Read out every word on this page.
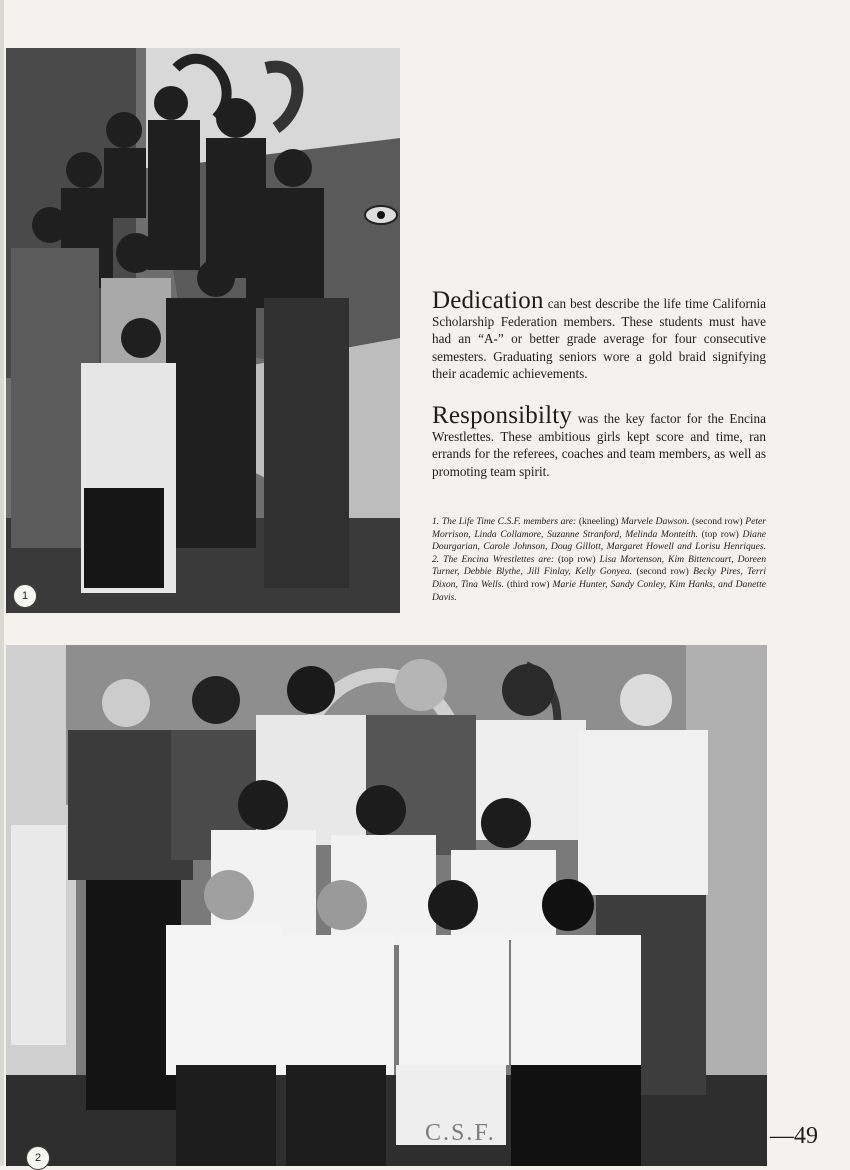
1
Dedication can best describe the life time California Scholarship Federation members. These students must have had an “A-” or better grade average for four consecutive semesters. Graduating seniors wore a gold braid signifying their academic achievements.
Responsibilty was the key factor for the Encina Wrestlettes. These ambitious girls kept score and time, ran errands for the referees, coaches and team members, as well as promoting team spirit.
1. The Life Time C.S.F. members are: (kneeling) Marvele Dawson. (second row) Peter Morrison, Linda Collamore, Suzanne Stranford, Melinda Monteith. (top row) Diane Dourgarian, Carole Johnson, Doug Gillott, Margaret Howell and Lorisu Henriques. 2. The Encina Wrestlettes are: (top row) Lisa Mortenson, Kim Bittencourt, Doreen Turner, Debbie Blythe, Jill Finlay, Kelly Gonyea. (second row) Becky Pires, Terri Dixon, Tina Wells. (third row) Marie Hunter, Sandy Conley, Kim Hanks, and Danette Davis.
2
C.S.F.	—49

^^^^

* To do
Set down the material above as is, without any pictures.

* Written solution
Read out every word on this page.
1
Dedication can best describe the life time California Scholarship Federation members. These students must have had an “A-” or better grade average for four consecutive semesters. Graduating seniors wore a gold braid signifying their academic achievements.
Responsibilty was the key factor for the Encina Wrestlettes. These ambitious girls kept score and time, ran errands for the referees, coaches and team members, as well as promoting team spirit.
1. The Life Time C.S.F. members are: (kneeling) Marvele Dawson. (second row) Peter Morrison, Linda Collamore, Suzanne Stranford, Melinda Monteith. (top row) Diane Dourgarian, Carole Johnson, Doug Gillott, Margaret Howell and Lorisu Henriques. 2. The Encina Wrestlettes are: (top row) Lisa Mortenson, Kim Bittencourt, Doreen Turner, Debbie Blythe, Jill Finlay, Kelly Gonyea. (second row) Becky Pires, Terri Dixon, Tina Wells. (third row) Marie Hunter, Sandy Conley, Kim Hanks, and Danette Davis.
2
C.S.F.	—49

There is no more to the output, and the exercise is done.